## THE TASK
Output the material below in full, exactly as it is.

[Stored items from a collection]
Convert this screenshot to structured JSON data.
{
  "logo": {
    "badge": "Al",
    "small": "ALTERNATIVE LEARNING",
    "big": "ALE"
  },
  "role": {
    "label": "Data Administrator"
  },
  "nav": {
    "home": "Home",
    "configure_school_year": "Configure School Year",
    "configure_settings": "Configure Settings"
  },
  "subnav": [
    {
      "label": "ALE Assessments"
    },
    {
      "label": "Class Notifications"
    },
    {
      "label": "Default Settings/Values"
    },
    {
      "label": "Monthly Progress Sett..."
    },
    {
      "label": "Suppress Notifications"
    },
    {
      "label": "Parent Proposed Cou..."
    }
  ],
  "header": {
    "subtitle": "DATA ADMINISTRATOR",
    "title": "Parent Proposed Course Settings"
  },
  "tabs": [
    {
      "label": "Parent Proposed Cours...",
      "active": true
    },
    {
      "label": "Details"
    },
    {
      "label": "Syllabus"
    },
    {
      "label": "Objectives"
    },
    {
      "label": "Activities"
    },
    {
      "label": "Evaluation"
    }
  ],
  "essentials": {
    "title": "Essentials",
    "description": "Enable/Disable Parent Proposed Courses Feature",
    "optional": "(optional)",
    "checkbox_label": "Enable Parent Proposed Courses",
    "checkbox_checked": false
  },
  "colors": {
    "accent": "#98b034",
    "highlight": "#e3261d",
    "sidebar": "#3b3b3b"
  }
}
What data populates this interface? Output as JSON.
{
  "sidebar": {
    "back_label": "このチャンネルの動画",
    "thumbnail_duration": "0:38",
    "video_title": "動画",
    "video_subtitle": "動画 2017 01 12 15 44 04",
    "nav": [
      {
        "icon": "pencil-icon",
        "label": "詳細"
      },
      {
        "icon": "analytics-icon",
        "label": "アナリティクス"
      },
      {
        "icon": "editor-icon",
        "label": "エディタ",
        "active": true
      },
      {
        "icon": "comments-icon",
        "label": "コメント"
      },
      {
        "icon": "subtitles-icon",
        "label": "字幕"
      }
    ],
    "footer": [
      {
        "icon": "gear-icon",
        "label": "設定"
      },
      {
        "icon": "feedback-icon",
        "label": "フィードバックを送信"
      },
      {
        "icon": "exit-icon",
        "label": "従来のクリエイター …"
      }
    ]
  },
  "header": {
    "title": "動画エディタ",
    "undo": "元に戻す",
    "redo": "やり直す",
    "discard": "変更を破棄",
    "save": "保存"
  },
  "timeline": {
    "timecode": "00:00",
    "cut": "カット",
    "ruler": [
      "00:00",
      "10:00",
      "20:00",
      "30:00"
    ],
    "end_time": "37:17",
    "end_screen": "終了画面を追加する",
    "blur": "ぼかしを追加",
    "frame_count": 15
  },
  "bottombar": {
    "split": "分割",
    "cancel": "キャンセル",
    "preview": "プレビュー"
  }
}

## EXERCISE RESULT
Convert this screenshot to structured JSON data.
{
  "logo": {
    "badge": "Al",
    "small": "ALTERNATIVE LEARNING",
    "big": "ALE"
  },
  "role": {
    "label": "Data Administrator"
  },
  "nav": {
    "home": "Home",
    "configure_school_year": "Configure School Year",
    "configure_settings": "Configure Settings"
  },
  "subnav": [
    {
      "label": "ALE Assessments"
    },
    {
      "label": "Class Notifications"
    },
    {
      "label": "Default Settings/Values"
    },
    {
      "label": "Monthly Progress Sett..."
    },
    {
      "label": "Suppress Notifications"
    },
    {
      "label": "Parent Proposed Cou..."
    }
  ],
  "header": {
    "subtitle": "DATA ADMINISTRATOR",
    "title": "Parent Proposed Course Settings"
  },
  "tabs": [
    {
      "label": "Parent Proposed Cours...",
      "active": true
    },
    {
      "label": "Details"
    },
    {
      "label": "Syllabus"
    },
    {
      "label": "Objectives"
    },
    {
      "label": "Activities"
    },
    {
      "label": "Evaluation"
    }
  ],
  "essentials": {
    "title": "Essentials",
    "description": "Enable/Disable Parent Proposed Courses Feature",
    "optional": "(optional)",
    "checkbox_label": "Enable Parent Proposed Courses",
    "checkbox_checked": false
  },
  "colors": {
    "accent": "#98b034",
    "highlight": "#e3261d",
    "sidebar": "#3b3b3b"
  }
}
What data populates this interface? Output as JSON.
{
  "sidebar": {
    "back_label": "このチャンネルの動画",
    "thumbnail_duration": "0:38",
    "video_title": "動画",
    "video_subtitle": "動画 2017 01 12 15 44 04",
    "nav": [
      {
        "icon": "pencil-icon",
        "label": "詳細"
      },
      {
        "icon": "analytics-icon",
        "label": "アナリティクス"
      },
      {
        "icon": "editor-icon",
        "label": "エディタ",
        "active": true
      },
      {
        "icon": "comments-icon",
        "label": "コメント"
      },
      {
        "icon": "subtitles-icon",
        "label": "字幕"
      }
    ],
    "footer": [
      {
        "icon": "gear-icon",
        "label": "設定"
      },
      {
        "icon": "feedback-icon",
        "label": "フィードバックを送信"
      },
      {
        "icon": "exit-icon",
        "label": "従来のクリエイター …"
      }
    ]
  },
  "header": {
    "title": "動画エディタ",
    "undo": "元に戻す",
    "redo": "やり直す",
    "discard": "変更を破棄",
    "save": "保存"
  },
  "timeline": {
    "timecode": "00:00",
    "cut": "カット",
    "ruler": [
      "00:00",
      "10:00",
      "20:00",
      "30:00"
    ],
    "end_time": "37:17",
    "end_screen": "終了画面を追加する",
    "blur": "ぼかしを追加",
    "frame_count": 15
  },
  "bottombar": {
    "split": "分割",
    "cancel": "キャンセル",
    "preview": "プレビュー"
  }
}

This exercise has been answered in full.